[Dataset rows]
◆ ◆ ◆ ◆ ◆
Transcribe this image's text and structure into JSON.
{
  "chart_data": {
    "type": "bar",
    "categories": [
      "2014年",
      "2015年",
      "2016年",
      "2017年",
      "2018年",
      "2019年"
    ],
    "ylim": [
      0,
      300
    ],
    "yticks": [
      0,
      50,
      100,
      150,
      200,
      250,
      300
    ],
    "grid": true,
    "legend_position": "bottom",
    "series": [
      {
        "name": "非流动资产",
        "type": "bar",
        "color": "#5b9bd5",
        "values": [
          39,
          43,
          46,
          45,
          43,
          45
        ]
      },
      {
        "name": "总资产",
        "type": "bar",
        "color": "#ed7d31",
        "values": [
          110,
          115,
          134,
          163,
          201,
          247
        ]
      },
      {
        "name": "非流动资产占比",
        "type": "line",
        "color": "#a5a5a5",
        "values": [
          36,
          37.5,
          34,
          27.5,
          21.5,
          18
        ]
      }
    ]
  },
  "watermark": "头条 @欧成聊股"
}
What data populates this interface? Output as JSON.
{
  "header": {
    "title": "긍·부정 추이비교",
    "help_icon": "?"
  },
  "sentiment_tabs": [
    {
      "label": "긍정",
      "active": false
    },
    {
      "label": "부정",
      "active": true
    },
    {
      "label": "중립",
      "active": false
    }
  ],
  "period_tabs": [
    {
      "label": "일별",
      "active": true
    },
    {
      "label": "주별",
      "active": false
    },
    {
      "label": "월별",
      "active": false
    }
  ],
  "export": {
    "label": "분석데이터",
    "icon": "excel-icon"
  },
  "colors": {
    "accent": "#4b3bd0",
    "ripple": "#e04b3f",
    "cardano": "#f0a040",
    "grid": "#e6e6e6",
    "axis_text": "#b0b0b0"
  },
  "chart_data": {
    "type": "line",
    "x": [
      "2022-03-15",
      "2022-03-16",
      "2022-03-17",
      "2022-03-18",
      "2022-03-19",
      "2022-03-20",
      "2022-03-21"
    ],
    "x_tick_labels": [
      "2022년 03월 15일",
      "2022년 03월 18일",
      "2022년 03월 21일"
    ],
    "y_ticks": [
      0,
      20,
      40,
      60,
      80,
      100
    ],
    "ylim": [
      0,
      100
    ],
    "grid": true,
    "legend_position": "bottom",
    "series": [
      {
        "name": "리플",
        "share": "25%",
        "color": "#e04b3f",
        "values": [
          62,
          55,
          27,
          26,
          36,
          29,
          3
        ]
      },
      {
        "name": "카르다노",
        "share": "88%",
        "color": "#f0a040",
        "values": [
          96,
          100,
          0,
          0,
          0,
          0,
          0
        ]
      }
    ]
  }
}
◆ ◆ ◆ ◆ ◆
Transcribe the material above in its entirety. Match it exactly.

Transcribe this image's text and structure into JSON.
{
  "chart_data": {
    "type": "bar",
    "categories": [
      "2014年",
      "2015年",
      "2016年",
      "2017年",
      "2018年",
      "2019年"
    ],
    "ylim": [
      0,
      300
    ],
    "yticks": [
      0,
      50,
      100,
      150,
      200,
      250,
      300
    ],
    "grid": true,
    "legend_position": "bottom",
    "series": [
      {
        "name": "非流动资产",
        "type": "bar",
        "color": "#5b9bd5",
        "values": [
          39,
          43,
          46,
          45,
          43,
          45
        ]
      },
      {
        "name": "总资产",
        "type": "bar",
        "color": "#ed7d31",
        "values": [
          110,
          115,
          134,
          163,
          201,
          247
        ]
      },
      {
        "name": "非流动资产占比",
        "type": "line",
        "color": "#a5a5a5",
        "values": [
          36,
          37.5,
          34,
          27.5,
          21.5,
          18
        ]
      }
    ]
  },
  "watermark": "头条 @欧成聊股"
}
What data populates this interface? Output as JSON.
{
  "header": {
    "title": "긍·부정 추이비교",
    "help_icon": "?"
  },
  "sentiment_tabs": [
    {
      "label": "긍정",
      "active": false
    },
    {
      "label": "부정",
      "active": true
    },
    {
      "label": "중립",
      "active": false
    }
  ],
  "period_tabs": [
    {
      "label": "일별",
      "active": true
    },
    {
      "label": "주별",
      "active": false
    },
    {
      "label": "월별",
      "active": false
    }
  ],
  "export": {
    "label": "분석데이터",
    "icon": "excel-icon"
  },
  "colors": {
    "accent": "#4b3bd0",
    "ripple": "#e04b3f",
    "cardano": "#f0a040",
    "grid": "#e6e6e6",
    "axis_text": "#b0b0b0"
  },
  "chart_data": {
    "type": "line",
    "x": [
      "2022-03-15",
      "2022-03-16",
      "2022-03-17",
      "2022-03-18",
      "2022-03-19",
      "2022-03-20",
      "2022-03-21"
    ],
    "x_tick_labels": [
      "2022년 03월 15일",
      "2022년 03월 18일",
      "2022년 03월 21일"
    ],
    "y_ticks": [
      0,
      20,
      40,
      60,
      80,
      100
    ],
    "ylim": [
      0,
      100
    ],
    "grid": true,
    "legend_position": "bottom",
    "series": [
      {
        "name": "리플",
        "share": "25%",
        "color": "#e04b3f",
        "values": [
          62,
          55,
          27,
          26,
          36,
          29,
          3
        ]
      },
      {
        "name": "카르다노",
        "share": "88%",
        "color": "#f0a040",
        "values": [
          96,
          100,
          0,
          0,
          0,
          0,
          0
        ]
      }
    ]
  }
}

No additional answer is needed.